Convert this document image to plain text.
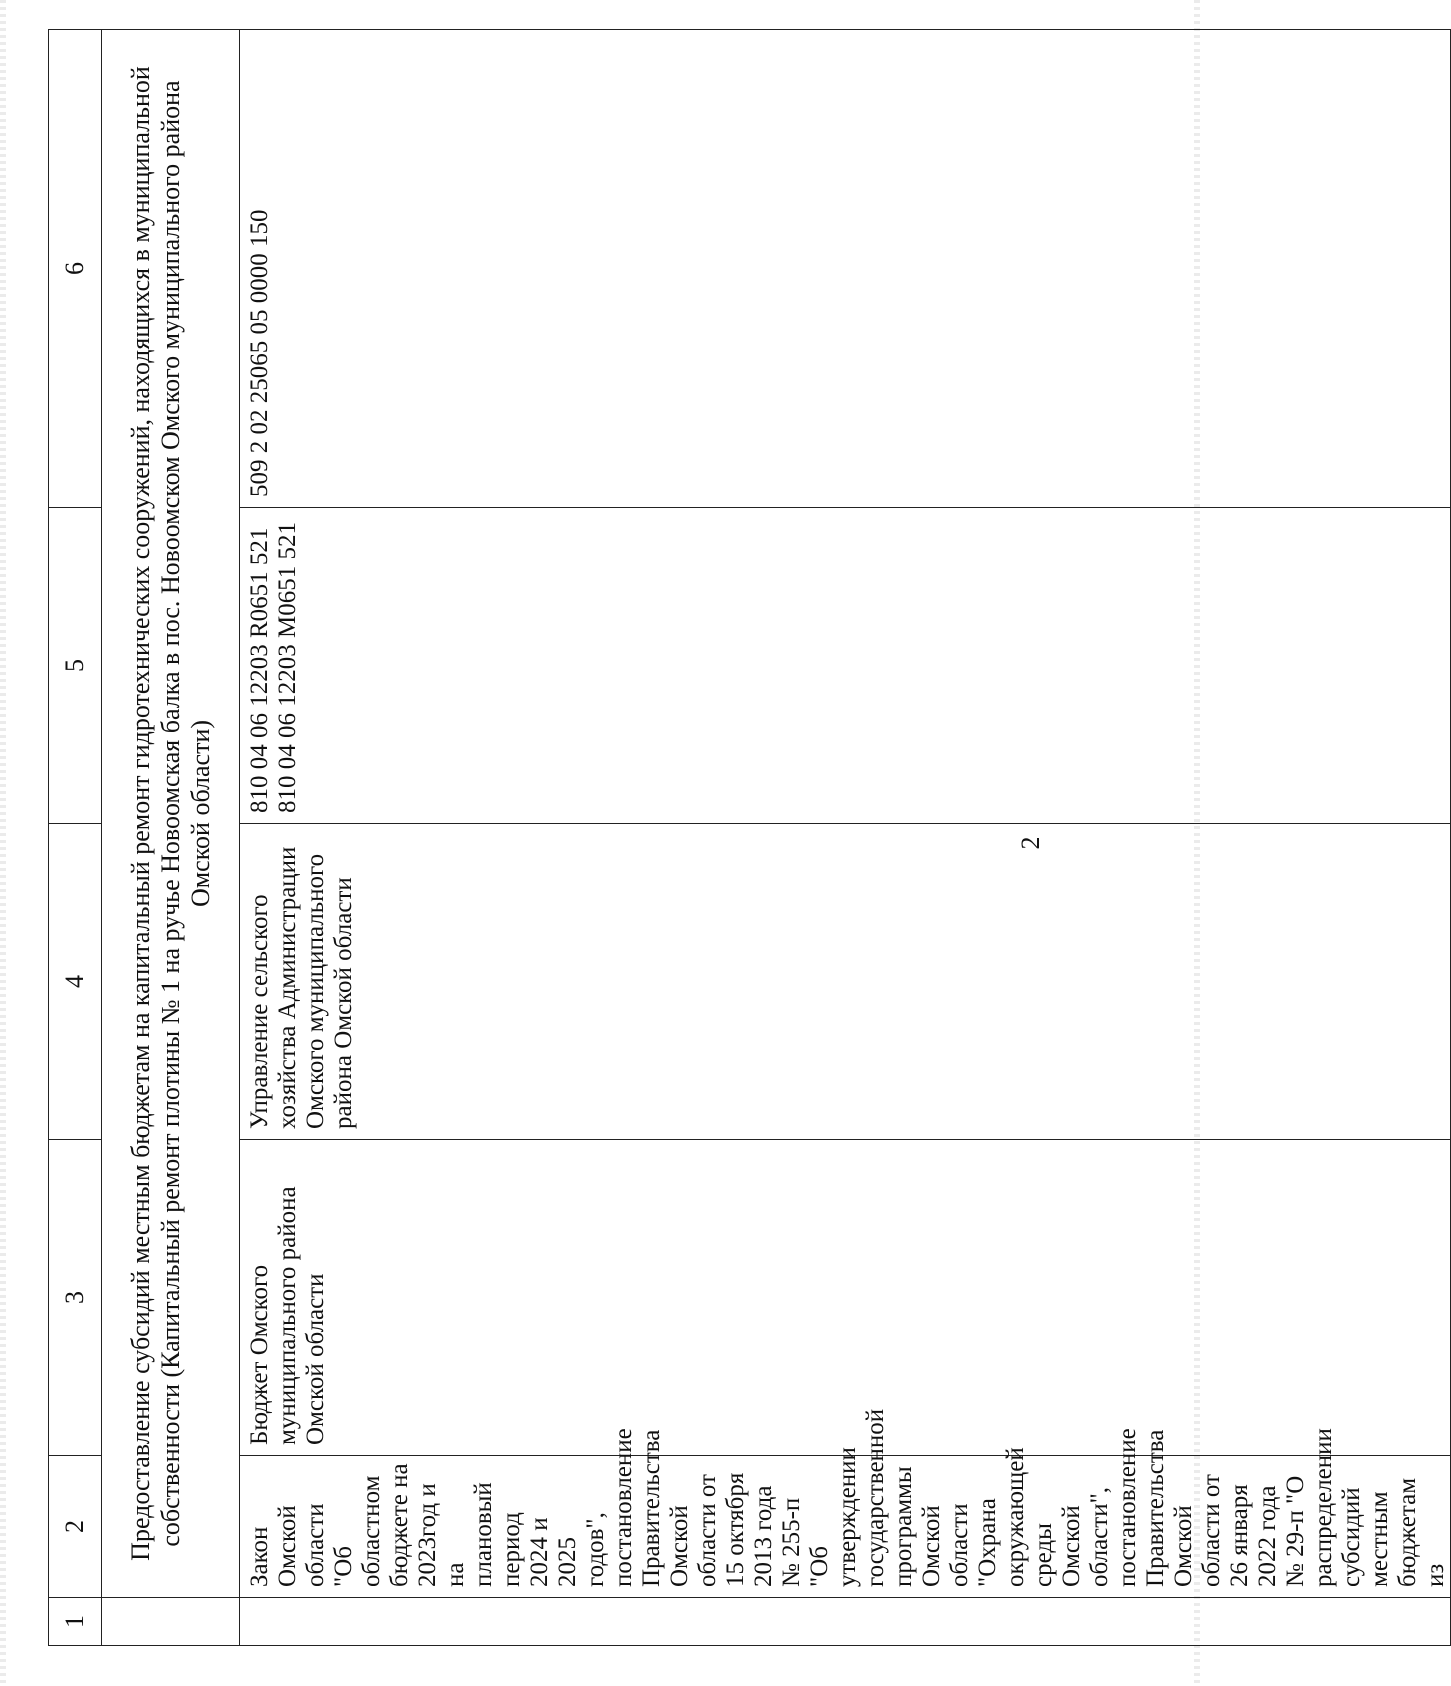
2
1	2	3	4	5	6
	Предоставление субсидий местным бюджетам на капитальный ремонт гидротехнических сооружений, находящихся в муниципальной собственности (Капитальный ремонт плотины № 1 на ручье Новоомская балка в пос. Новоомском Омского муниципального района Омской области)				

	Закон Омской области "Об областном бюджете на 2023год и на плановый период 2024 и 2025 годов", постановление Правительства Омской области от 15 октября 2013 года № 255-п "Об утверждении государственной программы Омской области "Охрана окружающей среды Омской области", постановление Правительства Омской области от 26 января 2022 года № 29-п "О распределении субсидий местным бюджетам из	Бюджет Омского муниципального района Омской области	Управление сельского хозяйства Администрации Омского муниципального района Омской области	810 04 06 12203 R0651 521 810 04 06 12203 M0651 521	509 2 02 25065 05 0000 150
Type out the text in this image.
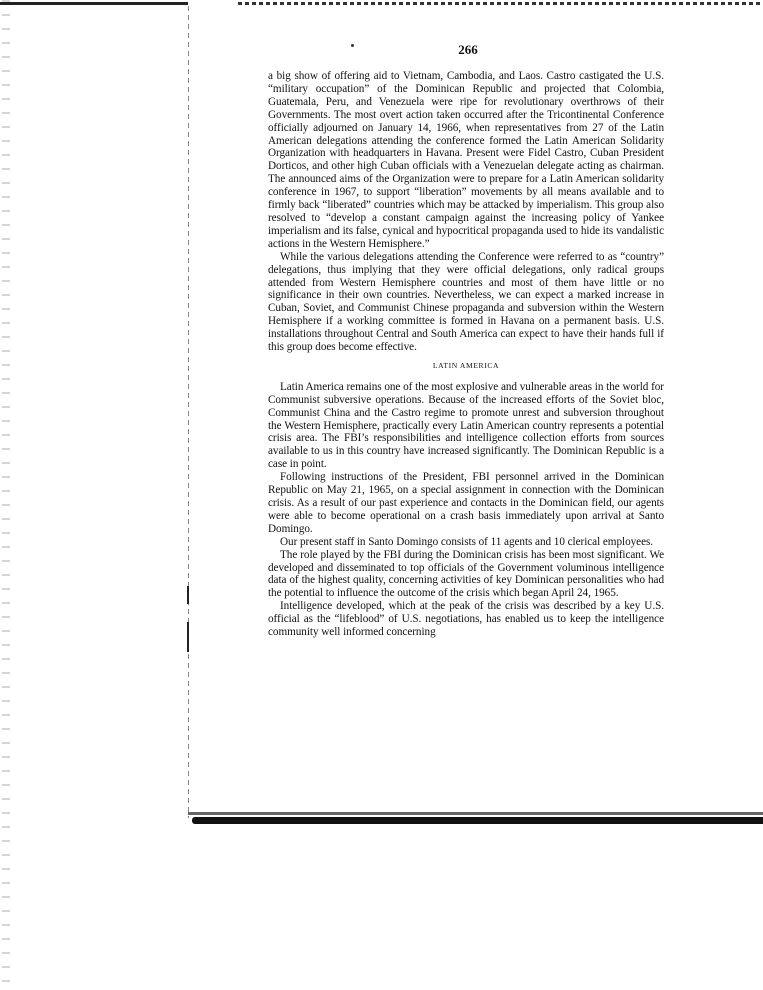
266

a big show of offering aid to Vietnam, Cambodia, and Laos. Castro castigated the U.S. “military occupation” of the Dominican Republic and projected that Colombia, Guatemala, Peru, and Venezuela were ripe for revolutionary overthrows of their Governments. The most overt action taken occurred after the Tricontinental Conference officially adjourned on January 14, 1966, when representatives from 27 of the Latin American delegations attending the conference formed the Latin American Solidarity Organization with headquarters in Havana. Present were Fidel Castro, Cuban President Dorticos, and other high Cuban officials with a Venezuelan delegate acting as chairman. The announced aims of the Organization were to prepare for a Latin American solidarity conference in 1967, to support “liberation” movements by all means available and to firmly back “liberated” countries which may be attacked by imperialism. This group also resolved to “develop a constant campaign against the increasing policy of Yankee imperialism and its false, cynical and hypocritical propaganda used to hide its vandalistic actions in the Western Hemisphere.”

While the various delegations attending the Conference were referred to as “country” delegations, thus implying that they were official delegations, only radical groups attended from Western Hemisphere countries and most of them have little or no significance in their own countries. Nevertheless, we can expect a marked increase in Cuban, Soviet, and Communist Chinese propaganda and subversion within the Western Hemisphere if a working committee is formed in Havana on a permanent basis. U.S. installations throughout Central and South America can expect to have their hands full if this group does become effective.

LATIN AMERICA

Latin America remains one of the most explosive and vulnerable areas in the world for Communist subversive operations. Because of the increased efforts of the Soviet bloc, Communist China and the Castro regime to promote unrest and subversion throughout the Western Hemisphere, practically every Latin American country represents a potential crisis area. The FBI’s responsibilities and intelligence collection efforts from sources available to us in this country have increased significantly. The Dominican Republic is a case in point.

Following instructions of the President, FBI personnel arrived in the Dominican Republic on May 21, 1965, on a special assignment in connection with the Dominican crisis. As a result of our past experience and contacts in the Dominican field, our agents were able to become operational on a crash basis immediately upon arrival at Santo Domingo.

Our present staff in Santo Domingo consists of 11 agents and 10 clerical employees.

The role played by the FBI during the Dominican crisis has been most significant. We developed and disseminated to top officials of the Government voluminous intelligence data of the highest quality, concerning activities of key Dominican personalities who had the potential to influence the outcome of the crisis which began April 24, 1965.

Intelligence developed, which at the peak of the crisis was described by a key U.S. official as the “lifeblood” of U.S. negotiations, has enabled us to keep the intelligence community well informed concerning
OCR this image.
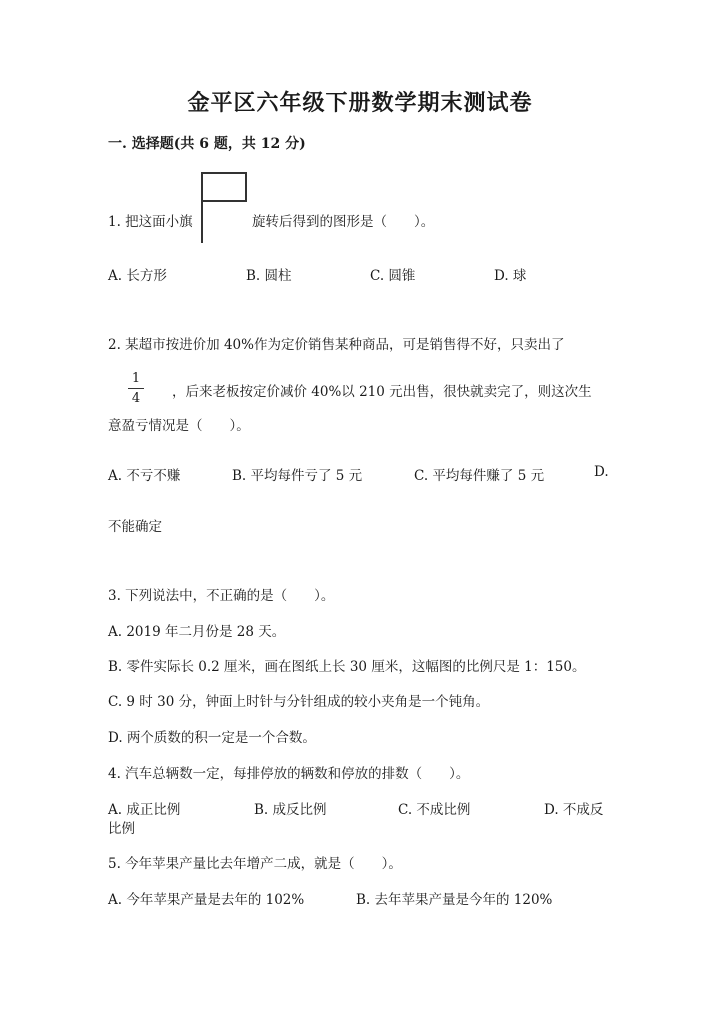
金平区六年级下册数学期末测试卷
一. 选择题(共 6 题，共 12 分)
1. 把这面小旗	旋转后得到的图形是（　　）。
A. 长方形	B. 圆柱	C. 圆锥	D. 球
2. 某超市按进价加 40%作为定价销售某种商品，可是销售得不好，只卖出了
1
4 ，后来老板按定价减价 40%以 210 元出售，很快就卖完了，则这次生
意盈亏情况是（　　）。
A. 不亏不赚	B. 平均每件亏了 5 元	C. 平均每件赚了 5 元	D.
不能确定
3. 下列说法中，不正确的是（　　）。
A. 2019 年二月份是 28 天。
B. 零件实际长 0.2 厘米，画在图纸上长 30 厘米，这幅图的比例尺是 1：150。
C. 9 时 30 分，钟面上时针与分针组成的较小夹角是一个钝角。
D. 两个质数的积一定是一个合数。
4. 汽车总辆数一定，每排停放的辆数和停放的排数（　　）。
A. 成正比例	B. 成反比例	C. 不成比例	D. 不成反
比例
5. 今年苹果产量比去年增产二成，就是（　　）。
A. 今年苹果产量是去年的 102%	B. 去年苹果产量是今年的 120%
# # # # # # #
What is needed: In the entries above, count each line that holds "области". Give the total and nothing else.

Result of the exercise: 2